* [Stored records]:
⁂

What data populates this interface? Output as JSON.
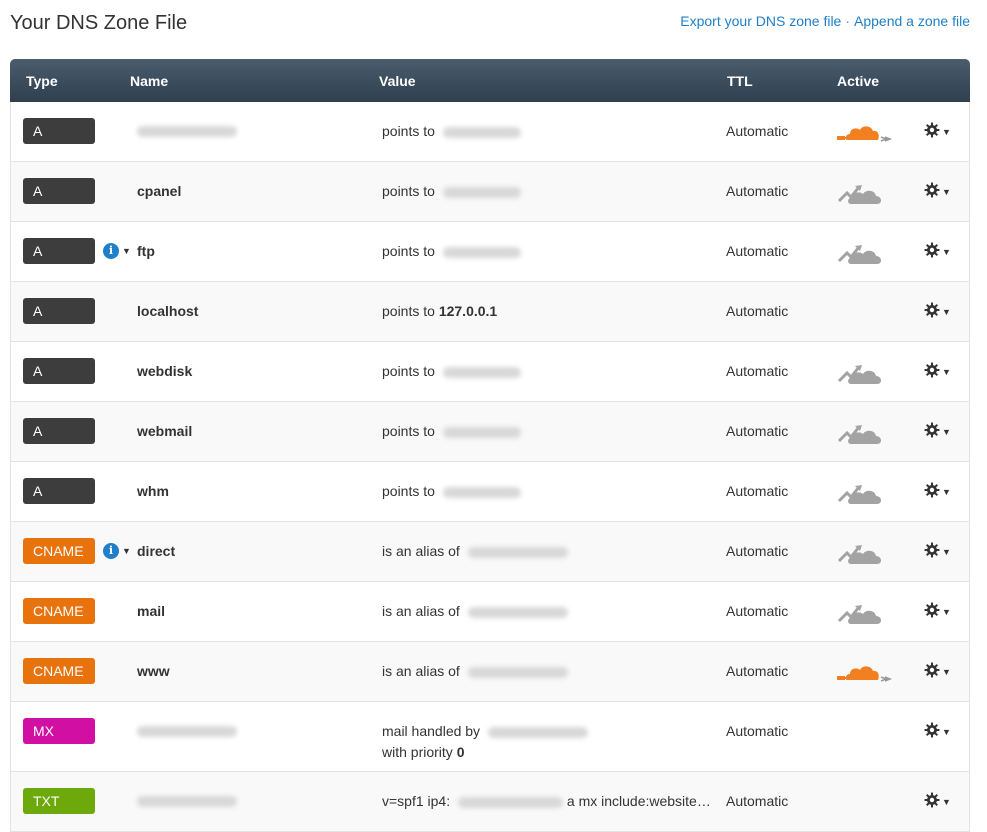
{
  "page": {
    "title": "Your DNS Zone File",
    "export_link": "Export your DNS zone file",
    "separator": "·",
    "append_link": "Append a zone file"
  },
  "columns": {
    "type": "Type",
    "name": "Name",
    "value": "Value",
    "ttl": "TTL",
    "active": "Active"
  },
  "colors": {
    "A": "#3d3d3d",
    "CNAME": "#e8720c",
    "MX": "#d10fa2",
    "TXT": "#6da90a",
    "cloud_on": "#f38020",
    "cloud_off": "#a3a3a3"
  },
  "records": [
    {
      "type": "A",
      "name": "",
      "prefix": "points to",
      "value": "",
      "suffix": "",
      "ttl": "Automatic",
      "proxy": "on",
      "info": false
    },
    {
      "type": "A",
      "name": "cpanel",
      "prefix": "points to",
      "value": "",
      "suffix": "",
      "ttl": "Automatic",
      "proxy": "off",
      "info": false
    },
    {
      "type": "A",
      "name": "ftp",
      "prefix": "points to",
      "value": "",
      "suffix": "",
      "ttl": "Automatic",
      "proxy": "off",
      "info": true
    },
    {
      "type": "A",
      "name": "localhost",
      "prefix": "points to",
      "value": "127.0.0.1",
      "suffix": "",
      "ttl": "Automatic",
      "proxy": "none",
      "info": false
    },
    {
      "type": "A",
      "name": "webdisk",
      "prefix": "points to",
      "value": "",
      "suffix": "",
      "ttl": "Automatic",
      "proxy": "off",
      "info": false
    },
    {
      "type": "A",
      "name": "webmail",
      "prefix": "points to",
      "value": "",
      "suffix": "",
      "ttl": "Automatic",
      "proxy": "off",
      "info": false
    },
    {
      "type": "A",
      "name": "whm",
      "prefix": "points to",
      "value": "",
      "suffix": "",
      "ttl": "Automatic",
      "proxy": "off",
      "info": false
    },
    {
      "type": "CNAME",
      "name": "direct",
      "prefix": "is an alias of",
      "value": "",
      "suffix": "",
      "ttl": "Automatic",
      "proxy": "off",
      "info": true
    },
    {
      "type": "CNAME",
      "name": "mail",
      "prefix": "is an alias of",
      "value": "",
      "suffix": "",
      "ttl": "Automatic",
      "proxy": "off",
      "info": false
    },
    {
      "type": "CNAME",
      "name": "www",
      "prefix": "is an alias of",
      "value": "",
      "suffix": "",
      "ttl": "Automatic",
      "proxy": "on",
      "info": false
    },
    {
      "type": "MX",
      "name": "",
      "prefix": "mail handled by",
      "value": "",
      "suffix": "",
      "line2": "with priority",
      "line2_value": "0",
      "ttl": "Automatic",
      "proxy": "none",
      "info": false
    },
    {
      "type": "TXT",
      "name": "",
      "prefix": "v=spf1 ip4:",
      "value": "",
      "suffix": "a mx include:website…",
      "ttl": "Automatic",
      "proxy": "none",
      "info": false
    }
  ]
}
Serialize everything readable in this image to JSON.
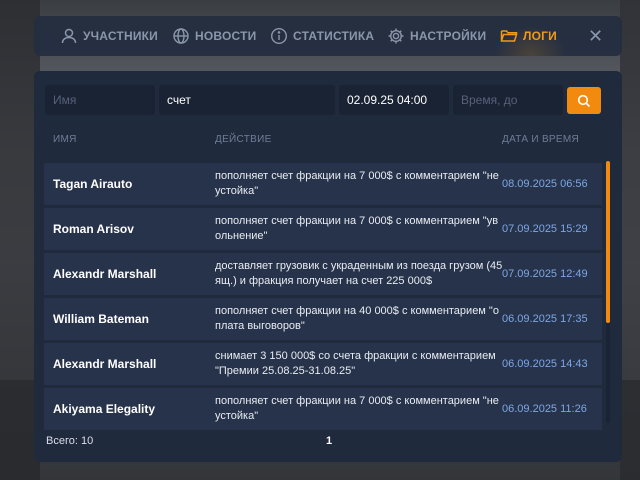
{
  "nav": {
    "tabs": [
      {
        "label": "УЧАСТНИКИ",
        "icon": "user-icon"
      },
      {
        "label": "НОВОСТИ",
        "icon": "globe-icon"
      },
      {
        "label": "СТАТИСТИКА",
        "icon": "info-icon"
      },
      {
        "label": "НАСТРОЙКИ",
        "icon": "gear-icon"
      },
      {
        "label": "ЛОГИ",
        "icon": "folder-icon",
        "active": true
      }
    ],
    "close": "✕"
  },
  "filters": {
    "name_placeholder": "Имя",
    "action_value": "счет",
    "date_from_value": "02.09.25 04:00",
    "date_to_placeholder": "Время, до"
  },
  "table": {
    "headers": {
      "name": "ИМЯ",
      "action": "ДЕЙСТВИЕ",
      "datetime": "ДАТА И ВРЕМЯ"
    },
    "rows": [
      {
        "name": "Tagan Airauto",
        "action": "пополняет счет фракции на 7 000$ с комментарием \"неустойка\"",
        "date": "08.09.2025 06:56"
      },
      {
        "name": "Roman Arisov",
        "action": "пополняет счет фракции на 7 000$ с комментарием \"увольнение\"",
        "date": "07.09.2025 15:29"
      },
      {
        "name": "Alexandr Marshall",
        "action": "доставляет грузовик с украденным из поезда грузом (45 ящ.) и фракция получает на счет 225 000$",
        "date": "07.09.2025 12:49"
      },
      {
        "name": "William Bateman",
        "action": "пополняет счет фракции на 40 000$ с комментарием \"оплата выговоров\"",
        "date": "06.09.2025 17:35"
      },
      {
        "name": "Alexandr Marshall",
        "action": "снимает 3 150 000$ со счета фракции с комментарием \"Премии 25.08.25-31.08.25\"",
        "date": "06.09.2025 14:43"
      },
      {
        "name": "Akiyama Elegality",
        "action": "пополняет счет фракции на 7 000$ с комментарием \"неустойка\"",
        "date": "06.09.2025 11:26"
      }
    ]
  },
  "footer": {
    "total": "Всего: 10",
    "page": "1"
  },
  "colors": {
    "accent": "#f28a10",
    "date_text": "#7da7e6",
    "panel_bg": "#1f2a3c",
    "row_bg": "#27334a"
  }
}
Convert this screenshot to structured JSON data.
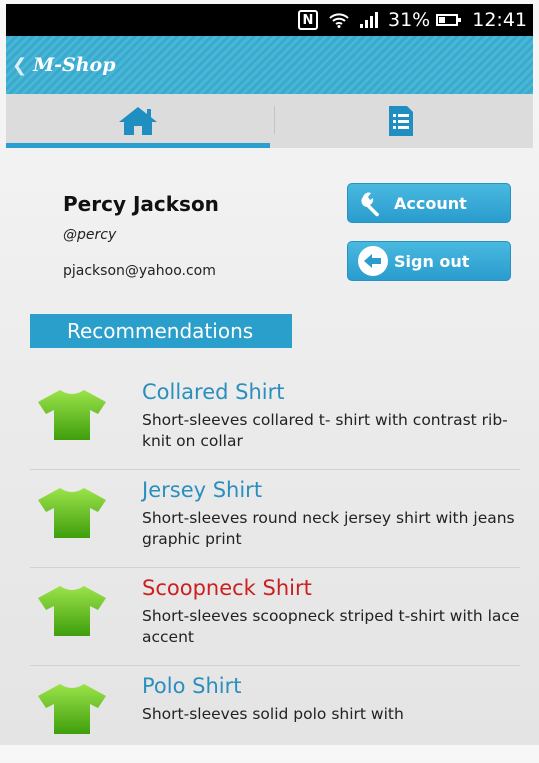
{
  "status_bar": {
    "nfc": "N",
    "battery_percent": "31%",
    "battery_level": 0.31,
    "time": "12:41"
  },
  "action_bar": {
    "title": "M-Shop",
    "back_icon": "chevron-left-icon"
  },
  "tabs": [
    {
      "icon": "home-icon",
      "active": true
    },
    {
      "icon": "document-list-icon",
      "active": false
    }
  ],
  "profile": {
    "name": "Percy Jackson",
    "handle": "@percy",
    "email": "pjackson@yahoo.com"
  },
  "buttons": {
    "account_label": "Account",
    "signout_label": "Sign out"
  },
  "recommendations": {
    "header": "Recommendations",
    "items": [
      {
        "title": "Collared Shirt",
        "description": "Short-sleeves collared t- shirt with contrast rib-knit on collar",
        "title_color": "#2a8fbd"
      },
      {
        "title": "Jersey Shirt",
        "description": "Short-sleeves round neck jersey shirt with jeans graphic print",
        "title_color": "#2a8fbd"
      },
      {
        "title": "Scoopneck Shirt",
        "description": "Short-sleeves scoopneck striped t-shirt with lace accent",
        "title_color": "#cc1f1f"
      },
      {
        "title": "Polo Shirt",
        "description": "Short-sleeves solid polo shirt with",
        "title_color": "#2a8fbd"
      }
    ]
  },
  "colors": {
    "accent": "#2a9fcb",
    "shirt_green": "#6cc51b"
  }
}
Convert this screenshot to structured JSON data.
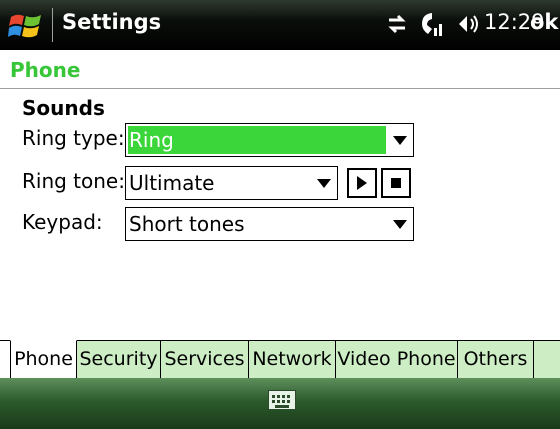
{
  "titlebar": {
    "title": "Settings",
    "time": "12:29",
    "ok_label": "ok",
    "icons": [
      "windows-start-icon",
      "connectivity-icon",
      "signal-icon",
      "volume-icon"
    ]
  },
  "page": {
    "header": "Phone",
    "section_title": "Sounds"
  },
  "fields": {
    "ring_type": {
      "label": "Ring type:",
      "value": "Ring"
    },
    "ring_tone": {
      "label": "Ring tone:",
      "value": "Ultimate"
    },
    "keypad": {
      "label": "Keypad:",
      "value": "Short tones"
    }
  },
  "tabs": [
    {
      "label": "Phone",
      "active": true
    },
    {
      "label": "Security",
      "active": false
    },
    {
      "label": "Services",
      "active": false
    },
    {
      "label": "Network",
      "active": false
    },
    {
      "label": "Video Phone",
      "active": false
    },
    {
      "label": "Others",
      "active": false
    }
  ],
  "bottombar": {
    "icons": [
      "keyboard-icon"
    ]
  },
  "colors": {
    "accent_green": "#37c637",
    "selection_green": "#3ad63a",
    "tab_green": "#cdeec4",
    "titlebar_black": "#000000"
  }
}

⁂

Make an exact reproduction of the listing above, without any pictures.

* [WRITTEN SOLUTION]:
What data populates this interface? Output as JSON.
{
  "page": {
    "title": "Your DNS Zone File",
    "export_link": "Export your DNS zone file",
    "separator": "·",
    "append_link": "Append a zone file"
  },
  "columns": {
    "type": "Type",
    "name": "Name",
    "value": "Value",
    "ttl": "TTL",
    "active": "Active"
  },
  "colors": {
    "A": "#3d3d3d",
    "CNAME": "#e8720c",
    "MX": "#d10fa2",
    "TXT": "#6da90a",
    "cloud_on": "#f38020",
    "cloud_off": "#a3a3a3"
  },
  "records": [
    {
      "type": "A",
      "name": "",
      "prefix": "points to",
      "value": "",
      "suffix": "",
      "ttl": "Automatic",
      "proxy": "on",
      "info": false
    },
    {
      "type": "A",
      "name": "cpanel",
      "prefix": "points to",
      "value": "",
      "suffix": "",
      "ttl": "Automatic",
      "proxy": "off",
      "info": false
    },
    {
      "type": "A",
      "name": "ftp",
      "prefix": "points to",
      "value": "",
      "suffix": "",
      "ttl": "Automatic",
      "proxy": "off",
      "info": true
    },
    {
      "type": "A",
      "name": "localhost",
      "prefix": "points to",
      "value": "127.0.0.1",
      "suffix": "",
      "ttl": "Automatic",
      "proxy": "none",
      "info": false
    },
    {
      "type": "A",
      "name": "webdisk",
      "prefix": "points to",
      "value": "",
      "suffix": "",
      "ttl": "Automatic",
      "proxy": "off",
      "info": false
    },
    {
      "type": "A",
      "name": "webmail",
      "prefix": "points to",
      "value": "",
      "suffix": "",
      "ttl": "Automatic",
      "proxy": "off",
      "info": false
    },
    {
      "type": "A",
      "name": "whm",
      "prefix": "points to",
      "value": "",
      "suffix": "",
      "ttl": "Automatic",
      "proxy": "off",
      "info": false
    },
    {
      "type": "CNAME",
      "name": "direct",
      "prefix": "is an alias of",
      "value": "",
      "suffix": "",
      "ttl": "Automatic",
      "proxy": "off",
      "info": true
    },
    {
      "type": "CNAME",
      "name": "mail",
      "prefix": "is an alias of",
      "value": "",
      "suffix": "",
      "ttl": "Automatic",
      "proxy": "off",
      "info": false
    },
    {
      "type": "CNAME",
      "name": "www",
      "prefix": "is an alias of",
      "value": "",
      "suffix": "",
      "ttl": "Automatic",
      "proxy": "on",
      "info": false
    },
    {
      "type": "MX",
      "name": "",
      "prefix": "mail handled by",
      "value": "",
      "suffix": "",
      "line2": "with priority",
      "line2_value": "0",
      "ttl": "Automatic",
      "proxy": "none",
      "info": false
    },
    {
      "type": "TXT",
      "name": "",
      "prefix": "v=spf1 ip4:",
      "value": "",
      "suffix": "a mx include:website…",
      "ttl": "Automatic",
      "proxy": "none",
      "info": false
    }
  ]
}
Serialize everything readable in this image to JSON.
{
  "nav": {
    "tabs": [
      {
        "label": "УЧАСТНИКИ",
        "icon": "user-icon"
      },
      {
        "label": "НОВОСТИ",
        "icon": "globe-icon"
      },
      {
        "label": "СТАТИСТИКА",
        "icon": "info-icon"
      },
      {
        "label": "НАСТРОЙКИ",
        "icon": "gear-icon"
      },
      {
        "label": "ЛОГИ",
        "icon": "folder-icon",
        "active": true
      }
    ],
    "close": "✕"
  },
  "filters": {
    "name_placeholder": "Имя",
    "action_value": "счет",
    "date_from_value": "02.09.25 04:00",
    "date_to_placeholder": "Время, до"
  },
  "table": {
    "headers": {
      "name": "ИМЯ",
      "action": "ДЕЙСТВИЕ",
      "datetime": "ДАТА И ВРЕМЯ"
    },
    "rows": [
      {
        "name": "Tagan Airauto",
        "action": "пополняет счет фракции на 7 000$ с комментарием \"неустойка\"",
        "date": "08.09.2025 06:56"
      },
      {
        "name": "Roman Arisov",
        "action": "пополняет счет фракции на 7 000$ с комментарием \"увольнение\"",
        "date": "07.09.2025 15:29"
      },
      {
        "name": "Alexandr Marshall",
        "action": "доставляет грузовик с украденным из поезда грузом (45 ящ.) и фракция получает на счет 225 000$",
        "date": "07.09.2025 12:49"
      },
      {
        "name": "William Bateman",
        "action": "пополняет счет фракции на 40 000$ с комментарием \"оплата выговоров\"",
        "date": "06.09.2025 17:35"
      },
      {
        "name": "Alexandr Marshall",
        "action": "снимает 3 150 000$ со счета фракции с комментарием \"Премии 25.08.25-31.08.25\"",
        "date": "06.09.2025 14:43"
      },
      {
        "name": "Akiyama Elegality",
        "action": "пополняет счет фракции на 7 000$ с комментарием \"неустойка\"",
        "date": "06.09.2025 11:26"
      }
    ]
  },
  "footer": {
    "total": "Всего: 10",
    "page": "1"
  },
  "colors": {
    "accent": "#f28a10",
    "date_text": "#7da7e6",
    "panel_bg": "#1f2a3c",
    "row_bg": "#27334a"
  }
}
Convert this screenshot to structured JSON data.
{
  "status_bar": {
    "nfc": "N",
    "battery_percent": "31%",
    "battery_level": 0.31,
    "time": "12:41"
  },
  "action_bar": {
    "title": "M-Shop",
    "back_icon": "chevron-left-icon"
  },
  "tabs": [
    {
      "icon": "home-icon",
      "active": true
    },
    {
      "icon": "document-list-icon",
      "active": false
    }
  ],
  "profile": {
    "name": "Percy Jackson",
    "handle": "@percy",
    "email": "pjackson@yahoo.com"
  },
  "buttons": {
    "account_label": "Account",
    "signout_label": "Sign out"
  },
  "recommendations": {
    "header": "Recommendations",
    "items": [
      {
        "title": "Collared Shirt",
        "description": "Short-sleeves collared t- shirt with contrast rib-knit on collar",
        "title_color": "#2a8fbd"
      },
      {
        "title": "Jersey Shirt",
        "description": "Short-sleeves round neck jersey shirt with jeans graphic print",
        "title_color": "#2a8fbd"
      },
      {
        "title": "Scoopneck Shirt",
        "description": "Short-sleeves scoopneck striped t-shirt with lace accent",
        "title_color": "#cc1f1f"
      },
      {
        "title": "Polo Shirt",
        "description": "Short-sleeves solid polo shirt with",
        "title_color": "#2a8fbd"
      }
    ]
  },
  "colors": {
    "accent": "#2a9fcb",
    "shirt_green": "#6cc51b"
  }
}
Convert this screenshot to structured JSON data.
{
  "titlebar": {
    "title": "Settings",
    "time": "12:29",
    "ok_label": "ok",
    "icons": [
      "windows-start-icon",
      "connectivity-icon",
      "signal-icon",
      "volume-icon"
    ]
  },
  "page": {
    "header": "Phone",
    "section_title": "Sounds"
  },
  "fields": {
    "ring_type": {
      "label": "Ring type:",
      "value": "Ring"
    },
    "ring_tone": {
      "label": "Ring tone:",
      "value": "Ultimate"
    },
    "keypad": {
      "label": "Keypad:",
      "value": "Short tones"
    }
  },
  "tabs": [
    {
      "label": "Phone",
      "active": true
    },
    {
      "label": "Security",
      "active": false
    },
    {
      "label": "Services",
      "active": false
    },
    {
      "label": "Network",
      "active": false
    },
    {
      "label": "Video Phone",
      "active": false
    },
    {
      "label": "Others",
      "active": false
    }
  ],
  "bottombar": {
    "icons": [
      "keyboard-icon"
    ]
  },
  "colors": {
    "accent_green": "#37c637",
    "selection_green": "#3ad63a",
    "tab_green": "#cdeec4",
    "titlebar_black": "#000000"
  }
}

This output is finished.